++++ Record extracts
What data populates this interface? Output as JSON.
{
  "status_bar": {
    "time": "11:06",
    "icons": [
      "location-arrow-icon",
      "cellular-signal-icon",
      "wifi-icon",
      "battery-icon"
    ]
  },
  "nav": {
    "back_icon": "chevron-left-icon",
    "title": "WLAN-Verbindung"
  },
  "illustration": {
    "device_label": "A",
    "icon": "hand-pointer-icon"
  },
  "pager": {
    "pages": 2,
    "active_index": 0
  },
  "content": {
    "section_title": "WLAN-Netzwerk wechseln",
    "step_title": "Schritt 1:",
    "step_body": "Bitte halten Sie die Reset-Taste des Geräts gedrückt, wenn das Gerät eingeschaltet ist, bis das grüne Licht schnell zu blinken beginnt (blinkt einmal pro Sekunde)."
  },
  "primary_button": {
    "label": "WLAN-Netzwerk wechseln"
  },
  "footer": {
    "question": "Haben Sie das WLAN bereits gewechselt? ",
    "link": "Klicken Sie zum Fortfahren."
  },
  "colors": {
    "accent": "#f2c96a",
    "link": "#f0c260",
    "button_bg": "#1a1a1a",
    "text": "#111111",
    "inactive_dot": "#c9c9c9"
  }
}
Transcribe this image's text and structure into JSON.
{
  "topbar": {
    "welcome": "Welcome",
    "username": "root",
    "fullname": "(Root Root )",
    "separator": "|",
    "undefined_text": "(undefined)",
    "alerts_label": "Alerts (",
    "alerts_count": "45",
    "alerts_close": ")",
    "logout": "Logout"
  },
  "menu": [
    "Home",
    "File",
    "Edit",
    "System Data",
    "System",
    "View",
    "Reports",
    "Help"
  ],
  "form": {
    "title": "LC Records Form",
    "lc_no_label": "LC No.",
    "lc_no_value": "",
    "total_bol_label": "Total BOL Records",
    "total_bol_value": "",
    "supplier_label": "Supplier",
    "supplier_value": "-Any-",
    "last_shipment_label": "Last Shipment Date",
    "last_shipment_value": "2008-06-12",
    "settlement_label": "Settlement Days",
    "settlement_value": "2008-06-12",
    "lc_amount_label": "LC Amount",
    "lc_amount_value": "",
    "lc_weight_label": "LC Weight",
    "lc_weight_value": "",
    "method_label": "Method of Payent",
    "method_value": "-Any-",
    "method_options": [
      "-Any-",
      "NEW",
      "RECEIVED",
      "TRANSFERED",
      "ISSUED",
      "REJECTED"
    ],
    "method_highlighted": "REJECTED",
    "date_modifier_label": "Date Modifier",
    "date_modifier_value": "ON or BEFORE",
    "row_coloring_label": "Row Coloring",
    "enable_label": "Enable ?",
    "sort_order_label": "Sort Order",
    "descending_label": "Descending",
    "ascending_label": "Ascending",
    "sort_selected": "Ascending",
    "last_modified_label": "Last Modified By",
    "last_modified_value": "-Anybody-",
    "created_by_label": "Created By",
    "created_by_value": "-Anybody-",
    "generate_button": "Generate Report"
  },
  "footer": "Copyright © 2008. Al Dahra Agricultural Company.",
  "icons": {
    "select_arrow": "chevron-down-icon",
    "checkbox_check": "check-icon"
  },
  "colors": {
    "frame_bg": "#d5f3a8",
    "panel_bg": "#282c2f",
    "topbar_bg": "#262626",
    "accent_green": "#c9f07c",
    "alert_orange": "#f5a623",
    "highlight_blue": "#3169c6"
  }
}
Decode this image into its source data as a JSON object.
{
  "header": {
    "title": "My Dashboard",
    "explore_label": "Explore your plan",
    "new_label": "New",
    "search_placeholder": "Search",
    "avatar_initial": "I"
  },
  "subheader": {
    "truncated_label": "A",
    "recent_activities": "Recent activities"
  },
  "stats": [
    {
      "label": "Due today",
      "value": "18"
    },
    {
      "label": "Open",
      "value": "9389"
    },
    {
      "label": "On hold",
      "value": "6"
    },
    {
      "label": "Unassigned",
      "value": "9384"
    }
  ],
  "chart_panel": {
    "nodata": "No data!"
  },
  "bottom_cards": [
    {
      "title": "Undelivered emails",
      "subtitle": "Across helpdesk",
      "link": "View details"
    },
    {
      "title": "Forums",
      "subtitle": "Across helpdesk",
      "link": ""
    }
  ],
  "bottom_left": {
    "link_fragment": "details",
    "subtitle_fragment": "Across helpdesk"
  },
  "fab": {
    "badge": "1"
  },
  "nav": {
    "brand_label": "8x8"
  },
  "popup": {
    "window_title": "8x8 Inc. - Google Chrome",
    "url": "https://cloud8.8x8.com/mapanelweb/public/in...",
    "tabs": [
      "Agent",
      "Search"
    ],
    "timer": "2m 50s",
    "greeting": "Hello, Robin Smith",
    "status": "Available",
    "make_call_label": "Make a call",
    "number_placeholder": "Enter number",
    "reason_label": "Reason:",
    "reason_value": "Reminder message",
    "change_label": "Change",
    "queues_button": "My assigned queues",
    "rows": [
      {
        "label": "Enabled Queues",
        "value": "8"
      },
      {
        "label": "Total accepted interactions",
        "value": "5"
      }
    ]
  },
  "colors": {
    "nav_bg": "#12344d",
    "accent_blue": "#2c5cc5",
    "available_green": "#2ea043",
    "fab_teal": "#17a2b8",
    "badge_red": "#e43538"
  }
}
++++++++
- _Exercise instructions_: The lines to collect are those holding the string "REJECTED"; copy them all.

- _Output_:
      "REJECTED"
    "method_highlighted": "REJECTED",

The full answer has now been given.